EXERCISE DESCRIPTION:
Leave out the pictures; transcribe all else exactly.

ENTRIES SUPPLIED:
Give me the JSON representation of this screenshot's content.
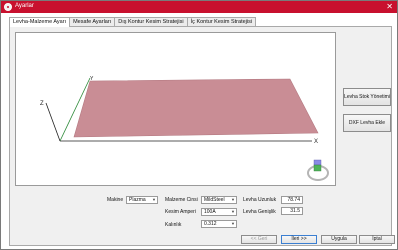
{
  "window": {
    "title": "Ayarlar",
    "close_glyph": "✕"
  },
  "tabs": [
    {
      "label": "Levha-Malzeme Ayarı"
    },
    {
      "label": "Mesafe Ayarları"
    },
    {
      "label": "Dış Kontur Kesim Stratejisi"
    },
    {
      "label": "İç Kontur Kesim Stratejisi"
    }
  ],
  "viewport": {
    "axes": {
      "x": "X",
      "y": "Y",
      "z": "Z"
    },
    "plate_color": "#c98d95",
    "axis_color_y": "#2e8b3a"
  },
  "side_buttons": {
    "sheet_manage": "Levha Stok Yönetimi",
    "dxf_add": "DXF Levha Ekle"
  },
  "form": {
    "machine": {
      "label": "Makine",
      "value": "Plazma"
    },
    "material": {
      "label": "Malzeme Cinsi",
      "value": "MildSteel"
    },
    "current": {
      "label": "Kesim Amperi",
      "value": "100A"
    },
    "thickness": {
      "label": "Kalınlık",
      "value": "0.312"
    },
    "sheet_length": {
      "label": "Levha Uzunluk",
      "value": "78.74"
    },
    "sheet_width": {
      "label": "Levha Genişlik",
      "value": "31.5"
    }
  },
  "buttons": {
    "back": "<< Geri",
    "next": "İleri >>",
    "apply": "Uygula",
    "cancel": "İptal"
  }
}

PROBLEM SOLUTION:
Give me the JSON representation of this screenshot's content.
{
  "window": {
    "title": "Ayarlar",
    "close_glyph": "✕"
  },
  "tabs": [
    {
      "label": "Levha-Malzeme Ayarı"
    },
    {
      "label": "Mesafe Ayarları"
    },
    {
      "label": "Dış Kontur Kesim Stratejisi"
    },
    {
      "label": "İç Kontur Kesim Stratejisi"
    }
  ],
  "viewport": {
    "axes": {
      "x": "X",
      "y": "Y",
      "z": "Z"
    },
    "plate_color": "#c98d95",
    "axis_color_y": "#2e8b3a"
  },
  "side_buttons": {
    "sheet_manage": "Levha Stok Yönetimi",
    "dxf_add": "DXF Levha Ekle"
  },
  "form": {
    "machine": {
      "label": "Makine",
      "value": "Plazma"
    },
    "material": {
      "label": "Malzeme Cinsi",
      "value": "MildSteel"
    },
    "current": {
      "label": "Kesim Amperi",
      "value": "100A"
    },
    "thickness": {
      "label": "Kalınlık",
      "value": "0.312"
    },
    "sheet_length": {
      "label": "Levha Uzunluk",
      "value": "78.74"
    },
    "sheet_width": {
      "label": "Levha Genişlik",
      "value": "31.5"
    }
  },
  "buttons": {
    "back": "<< Geri",
    "next": "İleri >>",
    "apply": "Uygula",
    "cancel": "İptal"
  }
}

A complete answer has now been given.